begin Stored data
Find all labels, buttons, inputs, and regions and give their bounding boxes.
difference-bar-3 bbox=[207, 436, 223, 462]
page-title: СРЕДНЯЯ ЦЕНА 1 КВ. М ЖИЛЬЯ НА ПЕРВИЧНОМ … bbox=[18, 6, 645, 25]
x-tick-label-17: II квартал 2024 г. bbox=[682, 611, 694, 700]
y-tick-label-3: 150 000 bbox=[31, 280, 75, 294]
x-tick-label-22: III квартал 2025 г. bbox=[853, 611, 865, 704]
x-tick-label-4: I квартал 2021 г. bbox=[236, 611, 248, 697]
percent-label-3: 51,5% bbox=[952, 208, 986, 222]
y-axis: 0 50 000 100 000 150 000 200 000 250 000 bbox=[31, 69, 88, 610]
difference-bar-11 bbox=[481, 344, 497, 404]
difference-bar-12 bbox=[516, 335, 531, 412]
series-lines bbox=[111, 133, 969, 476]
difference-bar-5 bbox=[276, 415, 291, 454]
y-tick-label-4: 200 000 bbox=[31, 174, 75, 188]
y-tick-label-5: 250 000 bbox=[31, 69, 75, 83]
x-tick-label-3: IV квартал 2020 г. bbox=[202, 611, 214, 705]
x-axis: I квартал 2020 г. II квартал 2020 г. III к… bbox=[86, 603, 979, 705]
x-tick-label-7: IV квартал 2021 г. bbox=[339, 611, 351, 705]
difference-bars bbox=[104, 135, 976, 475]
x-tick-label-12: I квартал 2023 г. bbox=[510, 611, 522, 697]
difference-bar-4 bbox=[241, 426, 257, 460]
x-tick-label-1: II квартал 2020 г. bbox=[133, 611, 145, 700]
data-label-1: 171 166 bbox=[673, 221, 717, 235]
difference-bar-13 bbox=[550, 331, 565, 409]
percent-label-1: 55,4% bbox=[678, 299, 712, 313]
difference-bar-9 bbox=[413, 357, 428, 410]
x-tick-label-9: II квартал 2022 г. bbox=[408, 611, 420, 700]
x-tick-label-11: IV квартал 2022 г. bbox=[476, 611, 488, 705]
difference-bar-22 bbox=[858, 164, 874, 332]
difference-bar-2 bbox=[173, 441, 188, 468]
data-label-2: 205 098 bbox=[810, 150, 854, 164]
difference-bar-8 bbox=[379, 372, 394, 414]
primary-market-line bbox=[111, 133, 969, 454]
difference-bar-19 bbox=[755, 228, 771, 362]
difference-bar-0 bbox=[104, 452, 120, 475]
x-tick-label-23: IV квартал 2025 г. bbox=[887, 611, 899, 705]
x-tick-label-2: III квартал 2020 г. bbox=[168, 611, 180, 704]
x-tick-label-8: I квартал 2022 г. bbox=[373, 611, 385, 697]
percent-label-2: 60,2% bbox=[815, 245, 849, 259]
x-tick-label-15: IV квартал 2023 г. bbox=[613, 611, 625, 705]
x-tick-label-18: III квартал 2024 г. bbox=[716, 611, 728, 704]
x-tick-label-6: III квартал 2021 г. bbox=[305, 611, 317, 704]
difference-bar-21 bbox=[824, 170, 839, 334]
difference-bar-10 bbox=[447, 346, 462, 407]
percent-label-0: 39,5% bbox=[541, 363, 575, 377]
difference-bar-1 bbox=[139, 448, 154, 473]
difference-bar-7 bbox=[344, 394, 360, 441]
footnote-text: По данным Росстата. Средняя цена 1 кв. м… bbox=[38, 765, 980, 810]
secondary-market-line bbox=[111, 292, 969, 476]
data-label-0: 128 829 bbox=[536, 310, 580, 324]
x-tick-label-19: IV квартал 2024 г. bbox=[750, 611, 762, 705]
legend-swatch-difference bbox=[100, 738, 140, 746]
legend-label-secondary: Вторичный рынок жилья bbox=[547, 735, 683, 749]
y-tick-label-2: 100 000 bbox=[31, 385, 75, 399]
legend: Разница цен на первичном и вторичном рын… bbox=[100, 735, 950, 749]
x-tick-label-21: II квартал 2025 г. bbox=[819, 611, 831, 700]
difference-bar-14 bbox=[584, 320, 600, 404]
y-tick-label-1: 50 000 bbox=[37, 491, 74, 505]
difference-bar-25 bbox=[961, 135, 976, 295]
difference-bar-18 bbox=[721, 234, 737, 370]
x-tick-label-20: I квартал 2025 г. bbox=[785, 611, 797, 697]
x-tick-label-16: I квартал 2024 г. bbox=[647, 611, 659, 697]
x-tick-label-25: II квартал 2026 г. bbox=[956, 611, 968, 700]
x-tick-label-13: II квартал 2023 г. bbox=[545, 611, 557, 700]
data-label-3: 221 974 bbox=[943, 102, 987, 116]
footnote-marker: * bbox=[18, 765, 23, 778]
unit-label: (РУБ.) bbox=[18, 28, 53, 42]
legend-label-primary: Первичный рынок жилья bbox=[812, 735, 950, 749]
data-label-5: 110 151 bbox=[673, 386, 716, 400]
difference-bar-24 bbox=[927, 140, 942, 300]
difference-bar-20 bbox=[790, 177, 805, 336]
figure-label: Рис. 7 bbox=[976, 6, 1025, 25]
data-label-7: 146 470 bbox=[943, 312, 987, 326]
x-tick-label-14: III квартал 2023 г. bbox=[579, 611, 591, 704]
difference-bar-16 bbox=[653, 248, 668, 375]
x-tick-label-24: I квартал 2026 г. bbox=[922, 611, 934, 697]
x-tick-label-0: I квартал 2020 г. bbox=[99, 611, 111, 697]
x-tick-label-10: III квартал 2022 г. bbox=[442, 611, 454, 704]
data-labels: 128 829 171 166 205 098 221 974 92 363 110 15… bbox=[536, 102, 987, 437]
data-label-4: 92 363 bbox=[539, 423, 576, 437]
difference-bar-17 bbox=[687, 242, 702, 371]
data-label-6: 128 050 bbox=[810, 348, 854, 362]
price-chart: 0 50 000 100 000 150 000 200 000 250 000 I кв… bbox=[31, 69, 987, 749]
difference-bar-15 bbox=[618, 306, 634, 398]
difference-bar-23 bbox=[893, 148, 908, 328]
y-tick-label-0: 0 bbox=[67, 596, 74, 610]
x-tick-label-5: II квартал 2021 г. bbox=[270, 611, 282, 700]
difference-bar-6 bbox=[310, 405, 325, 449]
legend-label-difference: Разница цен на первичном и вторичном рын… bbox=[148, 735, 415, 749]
end Stored data
Write out every line of the records above character for character, leaving nothing out.

Find all labels, buttons, inputs, and regions and give their bounding boxes.
difference-bar-3 bbox=[207, 436, 223, 462]
page-title: СРЕДНЯЯ ЦЕНА 1 КВ. М ЖИЛЬЯ НА ПЕРВИЧНОМ … bbox=[18, 6, 645, 25]
x-tick-label-17: II квартал 2024 г. bbox=[682, 611, 694, 700]
y-tick-label-3: 150 000 bbox=[31, 280, 75, 294]
x-tick-label-22: III квартал 2025 г. bbox=[853, 611, 865, 704]
x-tick-label-4: I квартал 2021 г. bbox=[236, 611, 248, 697]
percent-label-3: 51,5% bbox=[952, 208, 986, 222]
y-axis: 0 50 000 100 000 150 000 200 000 250 000 bbox=[31, 69, 88, 610]
difference-bar-11 bbox=[481, 344, 497, 404]
difference-bar-12 bbox=[516, 335, 531, 412]
series-lines bbox=[111, 133, 969, 476]
difference-bar-5 bbox=[276, 415, 291, 454]
y-tick-label-4: 200 000 bbox=[31, 174, 75, 188]
y-tick-label-5: 250 000 bbox=[31, 69, 75, 83]
x-tick-label-3: IV квартал 2020 г. bbox=[202, 611, 214, 705]
x-axis: I квартал 2020 г. II квартал 2020 г. III к… bbox=[86, 603, 979, 705]
x-tick-label-7: IV квартал 2021 г. bbox=[339, 611, 351, 705]
difference-bars bbox=[104, 135, 976, 475]
x-tick-label-12: I квартал 2023 г. bbox=[510, 611, 522, 697]
difference-bar-4 bbox=[241, 426, 257, 460]
x-tick-label-1: II квартал 2020 г. bbox=[133, 611, 145, 700]
data-label-1: 171 166 bbox=[673, 221, 717, 235]
difference-bar-13 bbox=[550, 331, 565, 409]
percent-label-1: 55,4% bbox=[678, 299, 712, 313]
difference-bar-9 bbox=[413, 357, 428, 410]
x-tick-label-9: II квартал 2022 г. bbox=[408, 611, 420, 700]
x-tick-label-11: IV квартал 2022 г. bbox=[476, 611, 488, 705]
difference-bar-22 bbox=[858, 164, 874, 332]
difference-bar-2 bbox=[173, 441, 188, 468]
data-label-2: 205 098 bbox=[810, 150, 854, 164]
difference-bar-8 bbox=[379, 372, 394, 414]
primary-market-line bbox=[111, 133, 969, 454]
difference-bar-19 bbox=[755, 228, 771, 362]
difference-bar-0 bbox=[104, 452, 120, 475]
x-tick-label-23: IV квартал 2025 г. bbox=[887, 611, 899, 705]
x-tick-label-2: III квартал 2020 г. bbox=[168, 611, 180, 704]
x-tick-label-8: I квартал 2022 г. bbox=[373, 611, 385, 697]
percent-label-2: 60,2% bbox=[815, 245, 849, 259]
x-tick-label-15: IV квартал 2023 г. bbox=[613, 611, 625, 705]
x-tick-label-18: III квартал 2024 г. bbox=[716, 611, 728, 704]
x-tick-label-6: III квартал 2021 г. bbox=[305, 611, 317, 704]
difference-bar-21 bbox=[824, 170, 839, 334]
difference-bar-10 bbox=[447, 346, 462, 407]
percent-label-0: 39,5% bbox=[541, 363, 575, 377]
difference-bar-1 bbox=[139, 448, 154, 473]
difference-bar-7 bbox=[344, 394, 360, 441]
footnote-text: По данным Росстата. Средняя цена 1 кв. м… bbox=[38, 765, 980, 810]
secondary-market-line bbox=[111, 292, 969, 476]
data-label-0: 128 829 bbox=[536, 310, 580, 324]
x-tick-label-19: IV квартал 2024 г. bbox=[750, 611, 762, 705]
legend-swatch-difference bbox=[100, 738, 140, 746]
legend-label-secondary: Вторичный рынок жилья bbox=[547, 735, 683, 749]
y-tick-label-2: 100 000 bbox=[31, 385, 75, 399]
legend: Разница цен на первичном и вторичном рын… bbox=[100, 735, 950, 749]
x-tick-label-21: II квартал 2025 г. bbox=[819, 611, 831, 700]
difference-bar-14 bbox=[584, 320, 600, 404]
y-tick-label-1: 50 000 bbox=[37, 491, 74, 505]
difference-bar-25 bbox=[961, 135, 976, 295]
difference-bar-18 bbox=[721, 234, 737, 370]
x-tick-label-20: I квартал 2025 г. bbox=[785, 611, 797, 697]
x-tick-label-16: I квартал 2024 г. bbox=[647, 611, 659, 697]
x-tick-label-25: II квартал 2026 г. bbox=[956, 611, 968, 700]
x-tick-label-13: II квартал 2023 г. bbox=[545, 611, 557, 700]
data-label-3: 221 974 bbox=[943, 102, 987, 116]
footnote-marker: * bbox=[18, 765, 23, 778]
unit-label: (РУБ.) bbox=[18, 28, 53, 42]
legend-label-primary: Первичный рынок жилья bbox=[812, 735, 950, 749]
data-label-5: 110 151 bbox=[673, 386, 716, 400]
difference-bar-24 bbox=[927, 140, 942, 300]
difference-bar-20 bbox=[790, 177, 805, 336]
figure-label: Рис. 7 bbox=[976, 6, 1025, 25]
data-label-7: 146 470 bbox=[943, 312, 987, 326]
x-tick-label-14: III квартал 2023 г. bbox=[579, 611, 591, 704]
difference-bar-16 bbox=[653, 248, 668, 375]
x-tick-label-24: I квартал 2026 г. bbox=[922, 611, 934, 697]
x-tick-label-0: I квартал 2020 г. bbox=[99, 611, 111, 697]
x-tick-label-10: III квартал 2022 г. bbox=[442, 611, 454, 704]
data-labels: 128 829 171 166 205 098 221 974 92 363 110 15… bbox=[536, 102, 987, 437]
data-label-4: 92 363 bbox=[539, 423, 576, 437]
difference-bar-17 bbox=[687, 242, 702, 371]
data-label-6: 128 050 bbox=[810, 348, 854, 362]
price-chart: 0 50 000 100 000 150 000 200 000 250 000 I кв… bbox=[31, 69, 987, 749]
difference-bar-15 bbox=[618, 306, 634, 398]
difference-bar-23 bbox=[893, 148, 908, 328]
y-tick-label-0: 0 bbox=[67, 596, 74, 610]
x-tick-label-5: II квартал 2021 г. bbox=[270, 611, 282, 700]
difference-bar-6 bbox=[310, 405, 325, 449]
legend-label-difference: Разница цен на первичном и вторичном рын… bbox=[148, 735, 415, 749]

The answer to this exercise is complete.